• _What you need to do_
Output every one of the following rows again, word for word and unchanged.

Extracted rows
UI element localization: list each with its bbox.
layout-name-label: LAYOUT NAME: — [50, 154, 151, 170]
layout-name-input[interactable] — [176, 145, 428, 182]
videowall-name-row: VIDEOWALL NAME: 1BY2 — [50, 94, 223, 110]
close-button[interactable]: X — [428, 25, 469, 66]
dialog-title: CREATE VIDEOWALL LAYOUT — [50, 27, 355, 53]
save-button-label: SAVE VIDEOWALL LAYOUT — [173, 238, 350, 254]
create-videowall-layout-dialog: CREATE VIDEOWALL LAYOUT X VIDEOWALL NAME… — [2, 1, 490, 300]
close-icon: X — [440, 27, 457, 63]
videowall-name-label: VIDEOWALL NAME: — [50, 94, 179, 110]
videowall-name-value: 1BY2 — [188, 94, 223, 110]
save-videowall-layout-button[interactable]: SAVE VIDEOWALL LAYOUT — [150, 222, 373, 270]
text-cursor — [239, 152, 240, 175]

• _Written response_
UI element localization: list each with its bbox.
layout-name-label: LAYOUT NAME: — [50, 154, 151, 170]
layout-name-input[interactable] — [176, 145, 428, 182]
videowall-name-row: VIDEOWALL NAME: 1BY2 — [50, 94, 223, 110]
close-button[interactable]: X — [428, 25, 469, 66]
dialog-title: CREATE VIDEOWALL LAYOUT — [50, 27, 355, 53]
save-button-label: SAVE VIDEOWALL LAYOUT — [173, 238, 350, 254]
create-videowall-layout-dialog: CREATE VIDEOWALL LAYOUT X VIDEOWALL NAME… — [2, 1, 490, 300]
close-icon: X — [440, 27, 457, 63]
videowall-name-label: VIDEOWALL NAME: — [50, 94, 179, 110]
videowall-name-value: 1BY2 — [188, 94, 223, 110]
save-videowall-layout-button[interactable]: SAVE VIDEOWALL LAYOUT — [150, 222, 373, 270]
text-cursor — [239, 152, 240, 175]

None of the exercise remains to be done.